EXTRACT START

The Guardian covered it last Saturday. The word gadded about among the chattering classs. Irina Kolesnikova, doyenne of the St Petersburg Ballet Theatre, delivered the latest diatribe against ballet companies for their inhumane treatment of dancers. It’s hardly new, the accusation. And it appeals to our tawdry tabloid instincts that underneath this oh si beau monde of pretty people in satin shoes, all is punishing regimen, exploitation and body abuse. I do wonder what a happiness index among ballet companies would reveal. I have, in any case, a strong suspicion that The Washington Ballet, under the charismatic directorship of Septime Webre, would do well – in fact remarkably well. Can you fake the sort of collective joy they breathe? I’m not sure one can. I’d like to think, in any case, that it’s for real, that it runs deep in their creative blood-stream.
It seems especially apposite to mention this for the pop-ballet fusion programme entitled ‘Bowie and Queen’ represents Webre’s last show as Company and Artistic Director, a position he has held for 17 years. He describes the journey as a Glorious Ride, and one can’t help being caught up in his boyish and infectious enthusiasm, visible in the way he bounces on the stage before the start of each performance, visible too in his emotion on the first night of his last run, on receiving the warmest of standing ovations from the audience. If he communicates this to an audience, what must he not communicate to his dancers?

EXTRACT END
EXCERPTED DATA START

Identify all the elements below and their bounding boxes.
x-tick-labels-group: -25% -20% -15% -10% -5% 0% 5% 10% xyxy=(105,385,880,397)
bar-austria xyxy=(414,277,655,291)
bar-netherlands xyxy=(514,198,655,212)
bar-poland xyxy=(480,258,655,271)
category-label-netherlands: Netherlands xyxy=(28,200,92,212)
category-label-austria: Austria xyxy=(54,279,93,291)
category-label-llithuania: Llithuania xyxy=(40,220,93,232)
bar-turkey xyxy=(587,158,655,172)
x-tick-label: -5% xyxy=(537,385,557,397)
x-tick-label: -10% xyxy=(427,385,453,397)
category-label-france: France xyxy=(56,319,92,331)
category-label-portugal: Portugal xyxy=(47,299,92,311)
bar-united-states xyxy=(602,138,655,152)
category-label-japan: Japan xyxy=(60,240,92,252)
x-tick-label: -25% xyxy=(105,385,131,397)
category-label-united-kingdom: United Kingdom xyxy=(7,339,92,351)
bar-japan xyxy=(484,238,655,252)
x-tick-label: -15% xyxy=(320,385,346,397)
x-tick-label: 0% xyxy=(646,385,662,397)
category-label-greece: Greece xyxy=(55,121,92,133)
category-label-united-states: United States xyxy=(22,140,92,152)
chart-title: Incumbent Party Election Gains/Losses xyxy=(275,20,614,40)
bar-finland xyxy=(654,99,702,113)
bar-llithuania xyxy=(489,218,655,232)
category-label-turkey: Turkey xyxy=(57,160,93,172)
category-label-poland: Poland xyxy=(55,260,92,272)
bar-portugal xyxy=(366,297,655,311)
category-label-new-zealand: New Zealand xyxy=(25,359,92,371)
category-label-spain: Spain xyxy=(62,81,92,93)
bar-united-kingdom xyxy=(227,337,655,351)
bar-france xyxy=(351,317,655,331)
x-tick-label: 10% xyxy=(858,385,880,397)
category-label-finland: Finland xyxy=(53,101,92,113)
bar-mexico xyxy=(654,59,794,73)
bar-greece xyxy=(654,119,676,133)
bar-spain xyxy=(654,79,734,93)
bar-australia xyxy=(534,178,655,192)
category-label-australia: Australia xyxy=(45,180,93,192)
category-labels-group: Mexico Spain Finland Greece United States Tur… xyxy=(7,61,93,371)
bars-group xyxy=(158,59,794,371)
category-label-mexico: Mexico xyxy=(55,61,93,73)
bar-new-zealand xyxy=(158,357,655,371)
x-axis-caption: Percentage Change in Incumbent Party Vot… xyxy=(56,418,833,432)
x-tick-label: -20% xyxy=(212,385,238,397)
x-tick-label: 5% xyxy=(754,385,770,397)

EXCERPTED DATA END

Please answer these questions about the ballet review:
(a) Which ballet company is Irina Kolesnikova the doyenne of?
(b) How many years has Septime Webre held his position as Company and Artistic Director?
(c) What does Webre call the journey?

§ SOLUTION TO THIS PROBLEM
(a) The St Petersburg Ballet Theatre.
(b) 17 years.
(c) A Glorious Ride.